▶ Challenge:
Copy out each line of the material below with no changes.

▶ Data lines:
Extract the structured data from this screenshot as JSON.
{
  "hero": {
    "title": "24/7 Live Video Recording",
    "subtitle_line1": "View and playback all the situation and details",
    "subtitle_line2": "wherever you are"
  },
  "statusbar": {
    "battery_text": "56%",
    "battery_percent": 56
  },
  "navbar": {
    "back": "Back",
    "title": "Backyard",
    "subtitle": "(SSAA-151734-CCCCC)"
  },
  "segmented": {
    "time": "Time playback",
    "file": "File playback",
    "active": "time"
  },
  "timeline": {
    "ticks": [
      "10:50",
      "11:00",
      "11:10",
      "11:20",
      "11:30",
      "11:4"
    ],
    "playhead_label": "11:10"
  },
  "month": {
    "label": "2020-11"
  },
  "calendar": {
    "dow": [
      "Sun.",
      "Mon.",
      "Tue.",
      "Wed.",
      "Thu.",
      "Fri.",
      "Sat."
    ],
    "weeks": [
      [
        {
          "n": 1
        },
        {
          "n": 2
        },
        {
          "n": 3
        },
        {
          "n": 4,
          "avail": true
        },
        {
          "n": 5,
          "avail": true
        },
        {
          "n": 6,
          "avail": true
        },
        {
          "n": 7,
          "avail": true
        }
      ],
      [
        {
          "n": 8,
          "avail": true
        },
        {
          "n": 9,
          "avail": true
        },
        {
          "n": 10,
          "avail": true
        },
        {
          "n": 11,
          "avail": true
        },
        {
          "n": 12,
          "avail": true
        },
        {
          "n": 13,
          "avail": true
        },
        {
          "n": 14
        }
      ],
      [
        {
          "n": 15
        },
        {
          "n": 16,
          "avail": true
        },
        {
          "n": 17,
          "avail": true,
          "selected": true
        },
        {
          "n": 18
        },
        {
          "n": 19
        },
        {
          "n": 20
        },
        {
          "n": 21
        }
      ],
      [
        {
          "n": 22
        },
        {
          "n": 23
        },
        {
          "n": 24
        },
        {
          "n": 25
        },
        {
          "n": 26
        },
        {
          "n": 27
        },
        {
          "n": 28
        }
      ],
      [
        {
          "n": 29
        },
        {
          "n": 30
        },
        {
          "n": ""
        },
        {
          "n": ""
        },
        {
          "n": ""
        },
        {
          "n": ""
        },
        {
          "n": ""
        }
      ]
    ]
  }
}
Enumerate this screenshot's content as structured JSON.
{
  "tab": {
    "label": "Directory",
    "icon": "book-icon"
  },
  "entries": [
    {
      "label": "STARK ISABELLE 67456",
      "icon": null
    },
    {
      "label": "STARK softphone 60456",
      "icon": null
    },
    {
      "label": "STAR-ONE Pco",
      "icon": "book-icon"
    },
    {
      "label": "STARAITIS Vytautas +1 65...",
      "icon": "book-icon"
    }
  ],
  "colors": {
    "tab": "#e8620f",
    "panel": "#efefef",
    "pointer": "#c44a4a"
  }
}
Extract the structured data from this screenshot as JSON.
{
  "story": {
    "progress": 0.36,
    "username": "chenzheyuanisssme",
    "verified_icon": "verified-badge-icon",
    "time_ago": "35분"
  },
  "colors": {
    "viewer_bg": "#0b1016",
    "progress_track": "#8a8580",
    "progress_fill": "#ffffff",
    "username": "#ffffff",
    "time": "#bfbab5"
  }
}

▶ Correct output:
Extract the structured data from this screenshot as JSON.
{
  "hero": {
    "title": "24/7 Live Video Recording",
    "subtitle_line1": "View and playback all the situation and details",
    "subtitle_line2": "wherever you are"
  },
  "statusbar": {
    "battery_text": "56%",
    "battery_percent": 56
  },
  "navbar": {
    "back": "Back",
    "title": "Backyard",
    "subtitle": "(SSAA-151734-CCCCC)"
  },
  "segmented": {
    "time": "Time playback",
    "file": "File playback",
    "active": "time"
  },
  "timeline": {
    "ticks": [
      "10:50",
      "11:00",
      "11:10",
      "11:20",
      "11:30",
      "11:4"
    ],
    "playhead_label": "11:10"
  },
  "month": {
    "label": "2020-11"
  },
  "calendar": {
    "dow": [
      "Sun.",
      "Mon.",
      "Tue.",
      "Wed.",
      "Thu.",
      "Fri.",
      "Sat."
    ],
    "weeks": [
      [
        {
          "n": 1
        },
        {
          "n": 2
        },
        {
          "n": 3
        },
        {
          "n": 4,
          "avail": true
        },
        {
          "n": 5,
          "avail": true
        },
        {
          "n": 6,
          "avail": true
        },
        {
          "n": 7,
          "avail": true
        }
      ],
      [
        {
          "n": 8,
          "avail": true
        },
        {
          "n": 9,
          "avail": true
        },
        {
          "n": 10,
          "avail": true
        },
        {
          "n": 11,
          "avail": true
        },
        {
          "n": 12,
          "avail": true
        },
        {
          "n": 13,
          "avail": true
        },
        {
          "n": 14
        }
      ],
      [
        {
          "n": 15
        },
        {
          "n": 16,
          "avail": true
        },
        {
          "n": 17,
          "avail": true,
          "selected": true
        },
        {
          "n": 18
        },
        {
          "n": 19
        },
        {
          "n": 20
        },
        {
          "n": 21
        }
      ],
      [
        {
          "n": 22
        },
        {
          "n": 23
        },
        {
          "n": 24
        },
        {
          "n": 25
        },
        {
          "n": 26
        },
        {
          "n": 27
        },
        {
          "n": 28
        }
      ],
      [
        {
          "n": 29
        },
        {
          "n": 30
        },
        {
          "n": ""
        },
        {
          "n": ""
        },
        {
          "n": ""
        },
        {
          "n": ""
        },
        {
          "n": ""
        }
      ]
    ]
  }
}
Enumerate this screenshot's content as structured JSON.
{
  "tab": {
    "label": "Directory",
    "icon": "book-icon"
  },
  "entries": [
    {
      "label": "STARK ISABELLE 67456",
      "icon": null
    },
    {
      "label": "STARK softphone 60456",
      "icon": null
    },
    {
      "label": "STAR-ONE Pco",
      "icon": "book-icon"
    },
    {
      "label": "STARAITIS Vytautas +1 65...",
      "icon": "book-icon"
    }
  ],
  "colors": {
    "tab": "#e8620f",
    "panel": "#efefef",
    "pointer": "#c44a4a"
  }
}
Extract the structured data from this screenshot as JSON.
{
  "story": {
    "progress": 0.36,
    "username": "chenzheyuanisssme",
    "verified_icon": "verified-badge-icon",
    "time_ago": "35분"
  },
  "colors": {
    "viewer_bg": "#0b1016",
    "progress_track": "#8a8580",
    "progress_fill": "#ffffff",
    "username": "#ffffff",
    "time": "#bfbab5"
  }
}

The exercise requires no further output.